**Material for this task**
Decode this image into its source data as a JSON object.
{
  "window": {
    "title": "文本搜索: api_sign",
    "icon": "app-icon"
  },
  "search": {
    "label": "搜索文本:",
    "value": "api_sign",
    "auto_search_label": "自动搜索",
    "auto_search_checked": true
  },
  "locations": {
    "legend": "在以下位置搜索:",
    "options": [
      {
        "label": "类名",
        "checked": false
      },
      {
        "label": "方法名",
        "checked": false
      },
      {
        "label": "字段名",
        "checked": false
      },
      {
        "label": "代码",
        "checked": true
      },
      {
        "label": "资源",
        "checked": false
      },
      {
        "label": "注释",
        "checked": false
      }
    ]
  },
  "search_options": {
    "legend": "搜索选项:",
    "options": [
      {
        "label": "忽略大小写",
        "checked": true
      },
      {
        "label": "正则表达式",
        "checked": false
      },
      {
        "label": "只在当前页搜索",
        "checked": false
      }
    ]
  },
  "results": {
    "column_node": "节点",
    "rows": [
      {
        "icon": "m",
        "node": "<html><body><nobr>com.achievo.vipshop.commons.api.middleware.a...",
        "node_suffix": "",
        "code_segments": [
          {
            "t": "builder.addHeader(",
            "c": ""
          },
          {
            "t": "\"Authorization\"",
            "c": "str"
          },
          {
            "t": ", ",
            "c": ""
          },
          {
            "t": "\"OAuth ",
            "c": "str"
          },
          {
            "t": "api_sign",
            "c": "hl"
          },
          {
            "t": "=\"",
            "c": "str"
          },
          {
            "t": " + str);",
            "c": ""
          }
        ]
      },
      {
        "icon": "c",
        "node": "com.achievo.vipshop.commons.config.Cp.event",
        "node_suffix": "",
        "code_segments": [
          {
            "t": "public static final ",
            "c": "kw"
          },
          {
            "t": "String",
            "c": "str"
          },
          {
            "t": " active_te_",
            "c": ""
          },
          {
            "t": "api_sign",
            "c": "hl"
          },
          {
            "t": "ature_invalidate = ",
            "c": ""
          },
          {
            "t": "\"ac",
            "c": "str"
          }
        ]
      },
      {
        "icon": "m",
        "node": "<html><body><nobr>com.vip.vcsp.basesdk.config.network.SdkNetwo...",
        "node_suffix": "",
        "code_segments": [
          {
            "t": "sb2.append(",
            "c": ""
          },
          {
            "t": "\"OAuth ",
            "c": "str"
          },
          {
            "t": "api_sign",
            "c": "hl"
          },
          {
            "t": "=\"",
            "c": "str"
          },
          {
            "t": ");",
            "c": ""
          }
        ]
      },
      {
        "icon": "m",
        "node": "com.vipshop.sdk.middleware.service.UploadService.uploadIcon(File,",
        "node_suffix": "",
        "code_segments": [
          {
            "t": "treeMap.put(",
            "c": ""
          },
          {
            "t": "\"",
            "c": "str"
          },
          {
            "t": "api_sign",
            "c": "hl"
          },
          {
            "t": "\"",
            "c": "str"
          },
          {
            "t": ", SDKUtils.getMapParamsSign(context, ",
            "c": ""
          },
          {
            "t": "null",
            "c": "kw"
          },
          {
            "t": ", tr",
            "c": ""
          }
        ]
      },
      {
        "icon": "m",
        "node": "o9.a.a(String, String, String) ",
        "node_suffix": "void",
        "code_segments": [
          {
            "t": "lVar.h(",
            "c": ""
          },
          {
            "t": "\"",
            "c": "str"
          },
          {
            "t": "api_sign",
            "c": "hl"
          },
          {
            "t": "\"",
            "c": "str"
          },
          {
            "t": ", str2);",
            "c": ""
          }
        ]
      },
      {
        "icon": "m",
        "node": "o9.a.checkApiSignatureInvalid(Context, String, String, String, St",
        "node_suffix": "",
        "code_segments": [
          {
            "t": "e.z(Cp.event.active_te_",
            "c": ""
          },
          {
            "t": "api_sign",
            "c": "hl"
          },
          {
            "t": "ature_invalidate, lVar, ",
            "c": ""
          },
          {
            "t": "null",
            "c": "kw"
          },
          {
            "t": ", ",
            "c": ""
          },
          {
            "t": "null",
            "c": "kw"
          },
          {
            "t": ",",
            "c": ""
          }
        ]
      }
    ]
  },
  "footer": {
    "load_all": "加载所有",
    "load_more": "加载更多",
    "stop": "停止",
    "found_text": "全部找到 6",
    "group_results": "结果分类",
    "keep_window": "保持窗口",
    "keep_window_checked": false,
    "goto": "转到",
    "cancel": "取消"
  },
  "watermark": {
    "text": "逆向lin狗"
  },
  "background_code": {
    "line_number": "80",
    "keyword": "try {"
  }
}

**Problem details**
Copy all data exactly, start to finish.

**Response to this exercise**
Decode this image into its source data as a JSON object.
{
  "window": {
    "title": "文本搜索: api_sign",
    "icon": "app-icon"
  },
  "search": {
    "label": "搜索文本:",
    "value": "api_sign",
    "auto_search_label": "自动搜索",
    "auto_search_checked": true
  },
  "locations": {
    "legend": "在以下位置搜索:",
    "options": [
      {
        "label": "类名",
        "checked": false
      },
      {
        "label": "方法名",
        "checked": false
      },
      {
        "label": "字段名",
        "checked": false
      },
      {
        "label": "代码",
        "checked": true
      },
      {
        "label": "资源",
        "checked": false
      },
      {
        "label": "注释",
        "checked": false
      }
    ]
  },
  "search_options": {
    "legend": "搜索选项:",
    "options": [
      {
        "label": "忽略大小写",
        "checked": true
      },
      {
        "label": "正则表达式",
        "checked": false
      },
      {
        "label": "只在当前页搜索",
        "checked": false
      }
    ]
  },
  "results": {
    "column_node": "节点",
    "rows": [
      {
        "icon": "m",
        "node": "<html><body><nobr>com.achievo.vipshop.commons.api.middleware.a...",
        "node_suffix": "",
        "code_segments": [
          {
            "t": "builder.addHeader(",
            "c": ""
          },
          {
            "t": "\"Authorization\"",
            "c": "str"
          },
          {
            "t": ", ",
            "c": ""
          },
          {
            "t": "\"OAuth ",
            "c": "str"
          },
          {
            "t": "api_sign",
            "c": "hl"
          },
          {
            "t": "=\"",
            "c": "str"
          },
          {
            "t": " + str);",
            "c": ""
          }
        ]
      },
      {
        "icon": "c",
        "node": "com.achievo.vipshop.commons.config.Cp.event",
        "node_suffix": "",
        "code_segments": [
          {
            "t": "public static final ",
            "c": "kw"
          },
          {
            "t": "String",
            "c": "str"
          },
          {
            "t": " active_te_",
            "c": ""
          },
          {
            "t": "api_sign",
            "c": "hl"
          },
          {
            "t": "ature_invalidate = ",
            "c": ""
          },
          {
            "t": "\"ac",
            "c": "str"
          }
        ]
      },
      {
        "icon": "m",
        "node": "<html><body><nobr>com.vip.vcsp.basesdk.config.network.SdkNetwo...",
        "node_suffix": "",
        "code_segments": [
          {
            "t": "sb2.append(",
            "c": ""
          },
          {
            "t": "\"OAuth ",
            "c": "str"
          },
          {
            "t": "api_sign",
            "c": "hl"
          },
          {
            "t": "=\"",
            "c": "str"
          },
          {
            "t": ");",
            "c": ""
          }
        ]
      },
      {
        "icon": "m",
        "node": "com.vipshop.sdk.middleware.service.UploadService.uploadIcon(File,",
        "node_suffix": "",
        "code_segments": [
          {
            "t": "treeMap.put(",
            "c": ""
          },
          {
            "t": "\"",
            "c": "str"
          },
          {
            "t": "api_sign",
            "c": "hl"
          },
          {
            "t": "\"",
            "c": "str"
          },
          {
            "t": ", SDKUtils.getMapParamsSign(context, ",
            "c": ""
          },
          {
            "t": "null",
            "c": "kw"
          },
          {
            "t": ", tr",
            "c": ""
          }
        ]
      },
      {
        "icon": "m",
        "node": "o9.a.a(String, String, String) ",
        "node_suffix": "void",
        "code_segments": [
          {
            "t": "lVar.h(",
            "c": ""
          },
          {
            "t": "\"",
            "c": "str"
          },
          {
            "t": "api_sign",
            "c": "hl"
          },
          {
            "t": "\"",
            "c": "str"
          },
          {
            "t": ", str2);",
            "c": ""
          }
        ]
      },
      {
        "icon": "m",
        "node": "o9.a.checkApiSignatureInvalid(Context, String, String, String, St",
        "node_suffix": "",
        "code_segments": [
          {
            "t": "e.z(Cp.event.active_te_",
            "c": ""
          },
          {
            "t": "api_sign",
            "c": "hl"
          },
          {
            "t": "ature_invalidate, lVar, ",
            "c": ""
          },
          {
            "t": "null",
            "c": "kw"
          },
          {
            "t": ", ",
            "c": ""
          },
          {
            "t": "null",
            "c": "kw"
          },
          {
            "t": ",",
            "c": ""
          }
        ]
      }
    ]
  },
  "footer": {
    "load_all": "加载所有",
    "load_more": "加载更多",
    "stop": "停止",
    "found_text": "全部找到 6",
    "group_results": "结果分类",
    "keep_window": "保持窗口",
    "keep_window_checked": false,
    "goto": "转到",
    "cancel": "取消"
  },
  "watermark": {
    "text": "逆向lin狗"
  },
  "background_code": {
    "line_number": "80",
    "keyword": "try {"
  }
}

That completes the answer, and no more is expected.